Start of Records for this task
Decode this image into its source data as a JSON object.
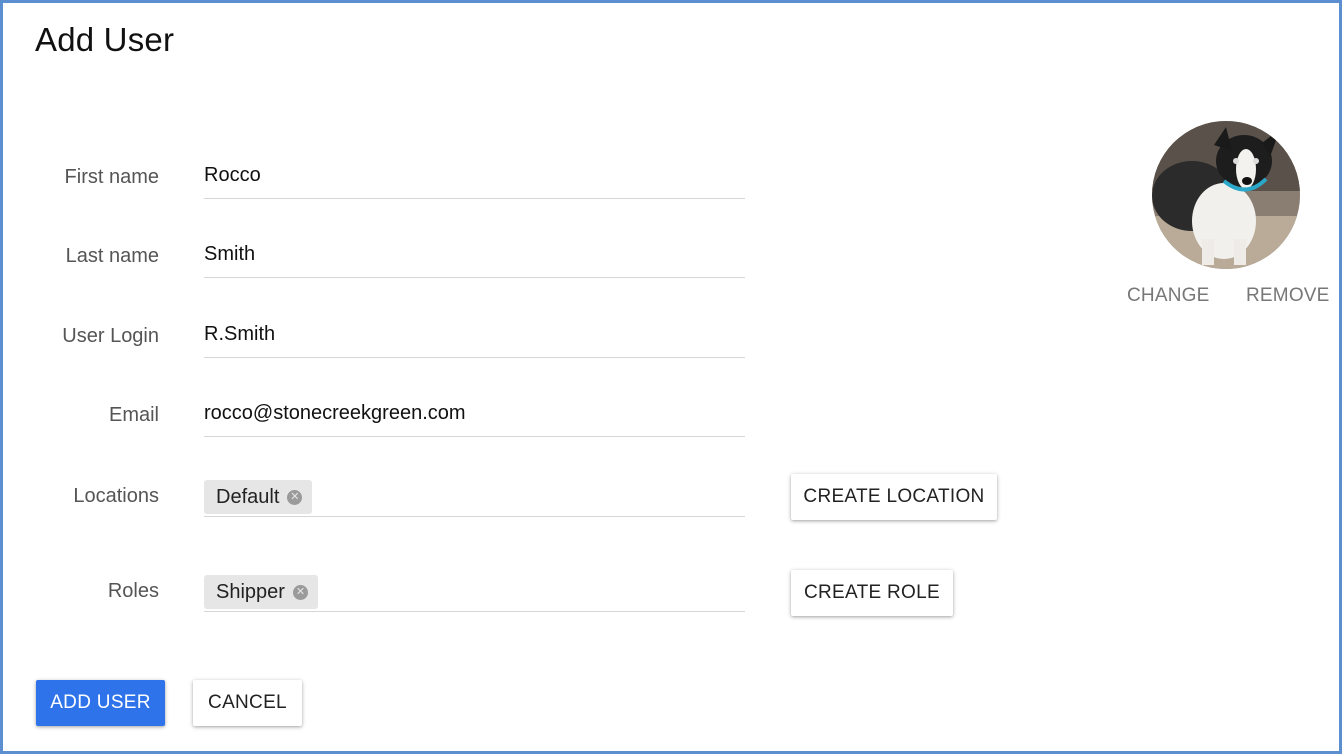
{
  "page": {
    "title": "Add User"
  },
  "form": {
    "first_name": {
      "label": "First name",
      "value": "Rocco"
    },
    "last_name": {
      "label": "Last name",
      "value": "Smith"
    },
    "login": {
      "label": "User Login",
      "value": "R.Smith"
    },
    "email": {
      "label": "Email",
      "value": "rocco@stonecreekgreen.com"
    },
    "locations": {
      "label": "Locations",
      "chips": [
        "Default"
      ],
      "create_label": "CREATE LOCATION"
    },
    "roles": {
      "label": "Roles",
      "chips": [
        "Shipper"
      ],
      "create_label": "CREATE ROLE"
    }
  },
  "avatar": {
    "change_label": "CHANGE",
    "remove_label": "REMOVE"
  },
  "actions": {
    "submit_label": "ADD USER",
    "cancel_label": "CANCEL"
  },
  "colors": {
    "accent": "#2f73ea",
    "frame_border": "#5b8fd0"
  },
  "icons": {
    "chip_remove": "close-circle-icon"
  }
}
End of Records for this task
# Set exercise
From the data above, pick out each line containing "value" and copy it.

# Solution to this problem
      "value": "Rocco"
      "value": "Smith"
      "value": "R.Smith"
      "value": "rocco@stonecreekgreen.com"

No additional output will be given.